-- start --
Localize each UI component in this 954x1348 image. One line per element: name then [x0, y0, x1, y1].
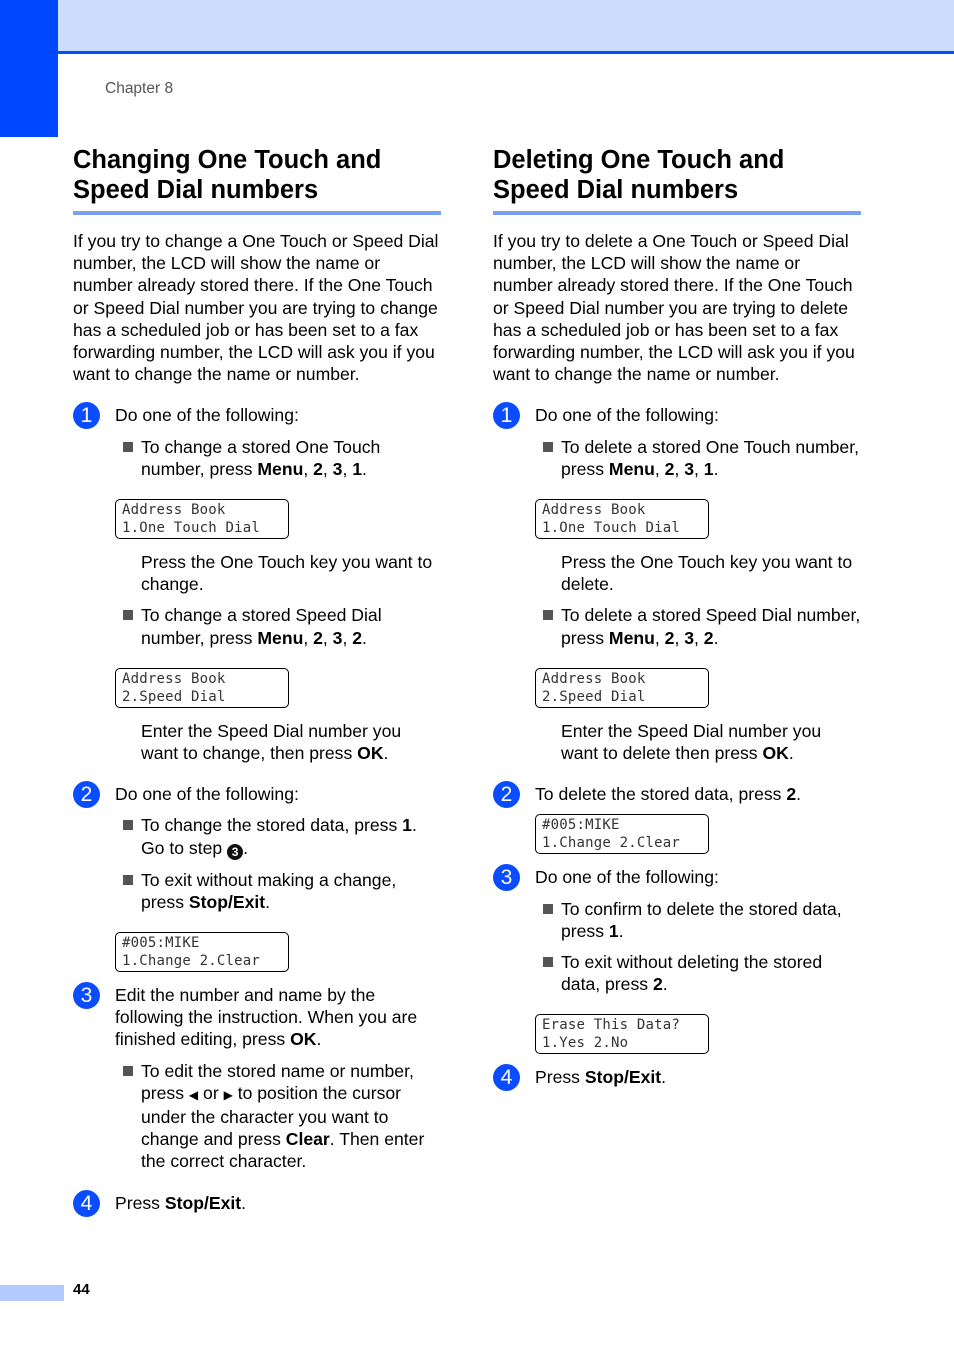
page-number-tab — [0, 1285, 64, 1301]
bullet-item: To exit without deleting the stored data… — [535, 951, 861, 995]
step-text: To delete the stored data, press 2. — [535, 784, 802, 805]
step-1: 1 Do one of the following: To change a s… — [73, 402, 441, 764]
bullet-item: To change a stored Speed Dial number, pr… — [115, 604, 441, 648]
key-label: Menu — [608, 458, 655, 479]
right-arrow-icon: ▶ — [223, 1087, 233, 1102]
key-label: Menu — [257, 458, 304, 479]
lcd-display: Address Book 2.Speed Dial — [535, 667, 709, 708]
bullet-item: To change a stored One Touch number, pre… — [115, 436, 441, 480]
key-label: Stop/Exit — [584, 1067, 662, 1088]
section-title-changing: Changing One Touch and Speed Dial number… — [73, 145, 441, 215]
step-reference-icon: 3 — [227, 843, 244, 860]
note-text: Press the One Touch key you want to dele… — [561, 552, 853, 595]
step-number-icon: 3 — [493, 864, 520, 892]
key-label: 2 — [664, 458, 675, 479]
page-number: 44 — [73, 1281, 90, 1298]
note-text: Enter the Speed Dial number you want to … — [561, 720, 822, 764]
bullet-item: To delete a stored One Touch number, pre… — [535, 436, 861, 480]
step-4: 4 Press Stop/Exit. — [493, 1064, 861, 1092]
step-text: Do one of the following: — [535, 867, 719, 888]
step-2: 2 Do one of the following: To change the… — [73, 781, 441, 973]
header-band — [58, 0, 954, 51]
step-2: 2 To delete the stored data, press 2. #0… — [493, 781, 861, 855]
step-number-icon: 1 — [493, 402, 520, 430]
lcd-display: Address Book 1.One Touch Dial — [115, 499, 289, 540]
key-label: OK — [762, 743, 789, 764]
step-1: 1 Do one of the following: To delete a s… — [493, 402, 861, 764]
bullet-item: To delete a stored Speed Dial number, pr… — [535, 604, 861, 648]
step-3: 3 Edit the number and name by the follow… — [73, 982, 441, 1173]
key-label: 1 — [608, 920, 619, 941]
step-number-icon: 4 — [493, 1064, 520, 1092]
bullet-item: To edit the stored name or number, press… — [115, 1060, 441, 1173]
key-label: Stop/Exit — [188, 891, 266, 912]
key-label: 2 — [652, 974, 663, 995]
lcd-display: Address Book 1.One Touch Dial — [535, 499, 709, 540]
bullet-item: To change the stored data, press 1. Go t… — [115, 814, 441, 860]
left-arrow-icon: ◀ — [188, 1087, 199, 1102]
lcd-display: Address Book 2.Speed Dial — [115, 667, 289, 708]
step-number-icon: 2 — [73, 781, 100, 809]
intro-paragraph: If you try to change a One Touch or Spee… — [73, 231, 439, 385]
key-label: 2 — [352, 627, 363, 648]
note-text: Press the One Touch key you want to chan… — [141, 552, 433, 595]
lcd-display: #005:MIKE 1.Change 2.Clear — [115, 932, 289, 973]
chapter-tab — [0, 0, 58, 137]
note-text: Enter the Speed Dial number you want to … — [141, 720, 402, 764]
step-number-icon: 1 — [73, 402, 100, 430]
step-text: Do one of the following: — [115, 784, 299, 805]
step-text: Do one of the following: — [535, 405, 719, 426]
key-label: Stop/Exit — [164, 1192, 242, 1213]
step-3: 3 Do one of the following: To confirm to… — [493, 864, 861, 1055]
lcd-display: #005:MIKE 1.Change 2.Clear — [535, 814, 709, 855]
step-4: 4 Press Stop/Exit. — [73, 1189, 441, 1217]
section-title-deleting: Deleting One Touch and Speed Dial number… — [493, 145, 861, 215]
step-text: Press Stop/Exit. — [115, 1192, 247, 1213]
key-label: 2 — [664, 627, 675, 648]
key-label: 3 — [684, 627, 695, 648]
key-label: 1 — [402, 815, 412, 836]
key-label: Menu — [257, 627, 304, 648]
chapter-label: Chapter 8 — [105, 80, 174, 97]
key-label: 2 — [703, 627, 714, 648]
header-rule — [58, 51, 954, 54]
changing-section: Changing One Touch and Speed Dial number… — [73, 145, 441, 1217]
key-label: 1 — [352, 458, 363, 479]
key-label: 3 — [684, 458, 695, 479]
step-number-icon: 3 — [73, 982, 100, 1010]
key-label: 2 — [313, 458, 323, 479]
key-label: OK — [357, 743, 384, 764]
step-text: Press Stop/Exit. — [535, 1067, 667, 1088]
key-label: Clear — [285, 1129, 330, 1150]
key-label: 3 — [332, 627, 343, 648]
key-label: 2 — [313, 627, 323, 648]
bullet-item: To exit without making a change, press S… — [115, 869, 441, 913]
step-number-icon: 2 — [493, 781, 520, 809]
step-text: Edit the number and name by the followin… — [115, 985, 418, 1050]
deleting-section: Deleting One Touch and Speed Dial number… — [493, 145, 861, 1092]
bullet-item: To confirm to delete the stored data, pr… — [535, 898, 861, 942]
step-text: Do one of the following: — [115, 405, 299, 426]
key-label: 1 — [703, 458, 714, 479]
step-number-icon: 4 — [73, 1189, 100, 1217]
lcd-display: Erase This Data? 1.Yes 2.No — [535, 1014, 709, 1055]
intro-paragraph: If you try to delete a One Touch or Spee… — [493, 231, 855, 385]
key-label: 3 — [332, 458, 343, 479]
key-label: 2 — [786, 784, 797, 805]
key-label: OK — [290, 1029, 317, 1050]
key-label: Menu — [608, 627, 655, 648]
-- end --
> **WHAT THE EXERCISE ASKS**: Rename "key-label" to "button-label" in everything from the line containing "page-number-tab — [0, 1285, 64, 1301]" down to the line containing "key-label: Stop/Exit — [584, 1067, 662, 1088]", and reproduce only those lines, otherwise unchanged.

> **RESPONSE TO THIS EXERCISE**:
page-number-tab — [0, 1285, 64, 1301]
bullet-item: To exit without deleting the stored data… — [535, 951, 861, 995]
step-text: To delete the stored data, press 2. — [535, 784, 802, 805]
step-1: 1 Do one of the following: To change a s… — [73, 402, 441, 764]
bullet-item: To change a stored Speed Dial number, pr… — [115, 604, 441, 648]
button-label: Menu — [608, 458, 655, 479]
right-arrow-icon: ▶ — [223, 1087, 233, 1102]
button-label: Menu — [257, 458, 304, 479]
lcd-display: Address Book 2.Speed Dial — [535, 667, 709, 708]
bullet-item: To change a stored One Touch number, pre… — [115, 436, 441, 480]
button-label: Stop/Exit — [584, 1067, 662, 1088]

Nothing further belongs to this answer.